Job: Find each line with the word "Happiness" and copy it.

Exercise material:
_ _ _ _ _
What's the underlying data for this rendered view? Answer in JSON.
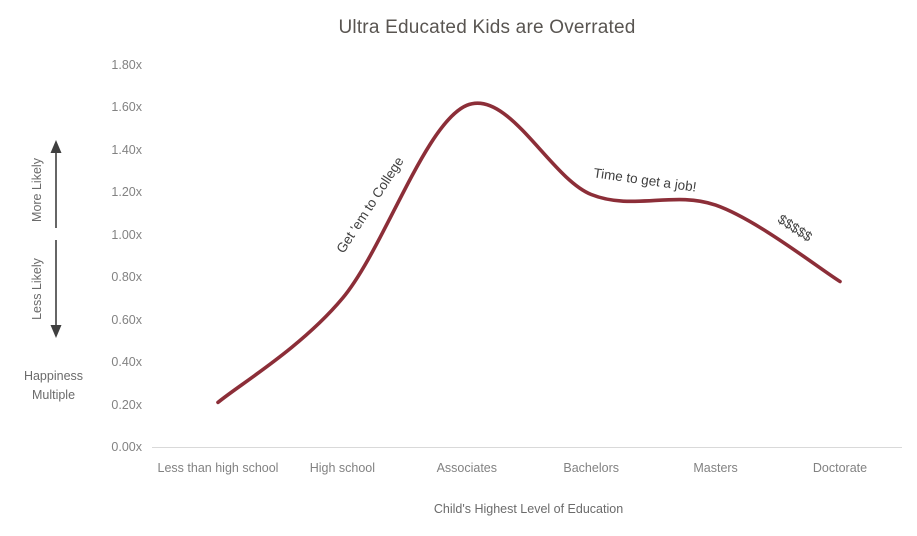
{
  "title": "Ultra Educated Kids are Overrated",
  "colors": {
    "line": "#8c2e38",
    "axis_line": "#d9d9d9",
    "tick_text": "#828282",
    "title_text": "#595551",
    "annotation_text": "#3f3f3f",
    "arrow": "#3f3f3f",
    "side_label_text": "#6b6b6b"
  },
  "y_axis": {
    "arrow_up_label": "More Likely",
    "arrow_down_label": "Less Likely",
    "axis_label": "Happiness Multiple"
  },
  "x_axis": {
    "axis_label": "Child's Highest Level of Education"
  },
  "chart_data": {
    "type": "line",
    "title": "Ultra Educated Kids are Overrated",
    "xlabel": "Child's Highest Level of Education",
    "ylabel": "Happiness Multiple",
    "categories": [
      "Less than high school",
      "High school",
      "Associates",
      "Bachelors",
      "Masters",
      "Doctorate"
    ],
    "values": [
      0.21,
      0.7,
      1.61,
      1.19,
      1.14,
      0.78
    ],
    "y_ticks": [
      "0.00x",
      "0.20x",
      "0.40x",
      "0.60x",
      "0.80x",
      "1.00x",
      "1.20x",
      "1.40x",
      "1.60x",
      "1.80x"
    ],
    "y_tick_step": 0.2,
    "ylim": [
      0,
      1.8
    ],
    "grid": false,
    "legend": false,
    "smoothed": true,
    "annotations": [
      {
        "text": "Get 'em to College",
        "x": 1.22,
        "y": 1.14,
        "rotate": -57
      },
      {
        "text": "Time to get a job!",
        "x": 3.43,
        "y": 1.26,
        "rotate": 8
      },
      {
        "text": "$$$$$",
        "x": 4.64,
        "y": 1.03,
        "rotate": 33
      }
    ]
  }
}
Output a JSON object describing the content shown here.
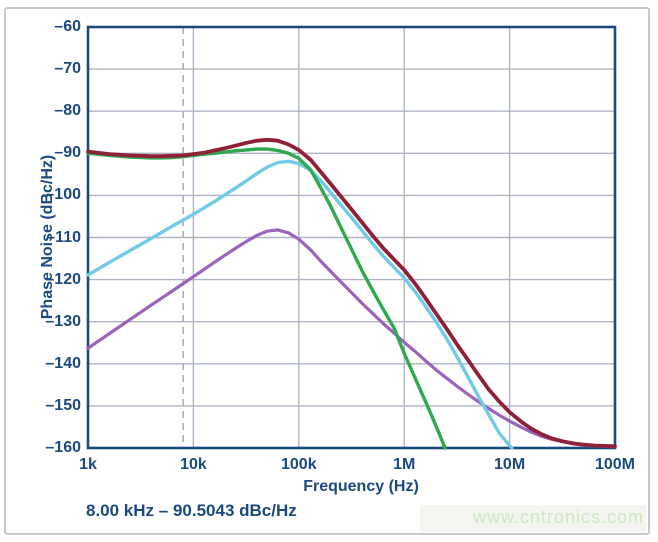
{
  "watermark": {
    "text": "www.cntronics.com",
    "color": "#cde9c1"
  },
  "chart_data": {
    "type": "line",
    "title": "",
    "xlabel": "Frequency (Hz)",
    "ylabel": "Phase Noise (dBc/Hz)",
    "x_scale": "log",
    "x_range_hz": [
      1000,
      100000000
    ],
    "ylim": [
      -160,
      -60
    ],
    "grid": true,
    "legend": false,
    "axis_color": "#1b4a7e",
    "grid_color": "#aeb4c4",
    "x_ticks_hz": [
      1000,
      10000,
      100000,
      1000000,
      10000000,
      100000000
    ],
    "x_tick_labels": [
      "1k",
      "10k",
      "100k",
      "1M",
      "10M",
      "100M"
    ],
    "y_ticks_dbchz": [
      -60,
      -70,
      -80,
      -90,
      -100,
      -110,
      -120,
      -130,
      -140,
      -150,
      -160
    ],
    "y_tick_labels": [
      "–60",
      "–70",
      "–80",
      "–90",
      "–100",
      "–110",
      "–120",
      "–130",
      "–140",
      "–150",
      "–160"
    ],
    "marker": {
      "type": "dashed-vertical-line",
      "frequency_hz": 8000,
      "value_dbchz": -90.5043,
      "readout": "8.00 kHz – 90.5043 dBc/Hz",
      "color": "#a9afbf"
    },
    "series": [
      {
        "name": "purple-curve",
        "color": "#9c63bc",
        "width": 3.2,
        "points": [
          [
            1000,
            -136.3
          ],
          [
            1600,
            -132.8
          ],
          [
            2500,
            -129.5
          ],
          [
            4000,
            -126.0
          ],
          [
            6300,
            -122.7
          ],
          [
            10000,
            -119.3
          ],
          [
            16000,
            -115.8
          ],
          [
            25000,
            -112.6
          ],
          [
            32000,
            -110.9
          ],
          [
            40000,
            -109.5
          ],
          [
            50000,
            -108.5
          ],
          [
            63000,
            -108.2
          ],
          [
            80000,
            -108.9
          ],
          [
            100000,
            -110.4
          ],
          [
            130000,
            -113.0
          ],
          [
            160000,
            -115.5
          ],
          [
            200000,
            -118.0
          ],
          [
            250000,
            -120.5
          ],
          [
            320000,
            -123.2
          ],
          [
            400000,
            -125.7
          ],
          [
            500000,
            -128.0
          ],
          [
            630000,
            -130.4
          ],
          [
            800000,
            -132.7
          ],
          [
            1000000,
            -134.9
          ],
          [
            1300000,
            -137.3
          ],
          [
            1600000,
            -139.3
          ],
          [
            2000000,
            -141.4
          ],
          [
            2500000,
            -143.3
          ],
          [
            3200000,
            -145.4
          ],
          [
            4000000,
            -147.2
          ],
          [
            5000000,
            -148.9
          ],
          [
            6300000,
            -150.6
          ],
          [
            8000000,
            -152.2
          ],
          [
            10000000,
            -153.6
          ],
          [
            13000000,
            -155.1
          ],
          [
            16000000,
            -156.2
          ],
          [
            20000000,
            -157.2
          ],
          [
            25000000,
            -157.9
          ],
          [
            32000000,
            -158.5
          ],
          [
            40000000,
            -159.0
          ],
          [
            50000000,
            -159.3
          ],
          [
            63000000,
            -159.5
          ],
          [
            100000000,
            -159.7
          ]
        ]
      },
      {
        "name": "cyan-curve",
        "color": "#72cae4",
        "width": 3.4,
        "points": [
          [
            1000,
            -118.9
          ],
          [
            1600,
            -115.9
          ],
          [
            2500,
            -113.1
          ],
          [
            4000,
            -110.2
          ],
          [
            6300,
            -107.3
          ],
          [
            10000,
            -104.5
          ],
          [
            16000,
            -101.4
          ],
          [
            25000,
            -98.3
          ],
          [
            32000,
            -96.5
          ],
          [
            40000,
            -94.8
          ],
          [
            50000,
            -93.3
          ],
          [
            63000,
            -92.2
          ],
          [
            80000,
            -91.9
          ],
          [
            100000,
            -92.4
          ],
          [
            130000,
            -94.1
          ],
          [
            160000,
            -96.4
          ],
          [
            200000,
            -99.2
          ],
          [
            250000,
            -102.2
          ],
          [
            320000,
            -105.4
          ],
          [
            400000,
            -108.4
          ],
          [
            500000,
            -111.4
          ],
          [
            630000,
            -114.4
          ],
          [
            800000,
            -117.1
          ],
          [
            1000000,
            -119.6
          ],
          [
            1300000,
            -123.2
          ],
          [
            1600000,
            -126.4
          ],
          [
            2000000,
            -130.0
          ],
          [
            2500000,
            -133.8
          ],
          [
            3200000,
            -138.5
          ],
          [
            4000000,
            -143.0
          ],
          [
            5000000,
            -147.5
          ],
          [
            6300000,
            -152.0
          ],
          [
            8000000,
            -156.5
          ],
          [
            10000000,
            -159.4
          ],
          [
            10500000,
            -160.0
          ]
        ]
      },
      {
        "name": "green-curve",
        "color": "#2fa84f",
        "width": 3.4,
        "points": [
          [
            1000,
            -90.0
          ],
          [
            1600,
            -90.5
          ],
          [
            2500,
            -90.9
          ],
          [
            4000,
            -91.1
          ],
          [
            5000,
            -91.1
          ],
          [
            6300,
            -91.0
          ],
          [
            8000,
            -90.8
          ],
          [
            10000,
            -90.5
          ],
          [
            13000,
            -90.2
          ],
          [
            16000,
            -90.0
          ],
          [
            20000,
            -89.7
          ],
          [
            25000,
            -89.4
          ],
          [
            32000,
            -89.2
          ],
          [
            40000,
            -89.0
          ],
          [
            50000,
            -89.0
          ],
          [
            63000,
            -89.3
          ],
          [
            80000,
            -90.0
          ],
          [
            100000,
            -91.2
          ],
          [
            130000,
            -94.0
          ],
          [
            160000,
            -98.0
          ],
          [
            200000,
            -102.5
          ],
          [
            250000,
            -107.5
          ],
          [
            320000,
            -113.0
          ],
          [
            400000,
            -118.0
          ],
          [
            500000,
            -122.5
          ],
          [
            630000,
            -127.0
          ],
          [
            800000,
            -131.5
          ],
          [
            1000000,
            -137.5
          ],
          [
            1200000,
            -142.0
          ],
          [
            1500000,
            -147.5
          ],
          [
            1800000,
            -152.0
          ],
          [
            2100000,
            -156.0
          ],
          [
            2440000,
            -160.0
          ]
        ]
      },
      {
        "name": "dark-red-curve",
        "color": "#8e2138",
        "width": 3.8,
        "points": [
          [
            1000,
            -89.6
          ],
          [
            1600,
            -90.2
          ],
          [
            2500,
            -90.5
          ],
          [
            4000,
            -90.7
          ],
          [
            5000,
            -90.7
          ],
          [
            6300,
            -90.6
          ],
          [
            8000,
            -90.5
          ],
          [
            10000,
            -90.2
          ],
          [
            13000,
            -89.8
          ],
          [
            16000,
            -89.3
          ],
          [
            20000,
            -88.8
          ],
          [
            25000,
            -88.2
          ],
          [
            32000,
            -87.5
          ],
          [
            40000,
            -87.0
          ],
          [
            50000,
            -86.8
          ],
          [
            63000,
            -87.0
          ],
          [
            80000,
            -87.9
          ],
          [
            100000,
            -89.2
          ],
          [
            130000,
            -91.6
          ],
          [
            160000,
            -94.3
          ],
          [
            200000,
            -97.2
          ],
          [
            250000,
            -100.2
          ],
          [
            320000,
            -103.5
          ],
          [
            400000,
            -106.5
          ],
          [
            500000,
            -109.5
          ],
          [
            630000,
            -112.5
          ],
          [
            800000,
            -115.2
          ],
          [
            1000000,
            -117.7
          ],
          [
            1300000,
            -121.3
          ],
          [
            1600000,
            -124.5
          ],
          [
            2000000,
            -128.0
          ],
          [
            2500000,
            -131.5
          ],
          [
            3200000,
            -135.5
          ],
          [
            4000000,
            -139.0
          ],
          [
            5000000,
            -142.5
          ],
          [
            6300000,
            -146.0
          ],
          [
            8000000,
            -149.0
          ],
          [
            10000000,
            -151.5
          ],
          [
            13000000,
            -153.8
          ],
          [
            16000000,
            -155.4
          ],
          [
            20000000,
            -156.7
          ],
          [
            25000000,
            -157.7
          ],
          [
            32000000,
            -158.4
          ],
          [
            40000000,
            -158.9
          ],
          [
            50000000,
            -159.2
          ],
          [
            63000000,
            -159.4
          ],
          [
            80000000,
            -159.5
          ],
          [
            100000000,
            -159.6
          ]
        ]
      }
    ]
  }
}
_ _ _ _ _
Result:
    "axis_label": "Happiness Multiple"
    "ylabel": "Happiness Multiple",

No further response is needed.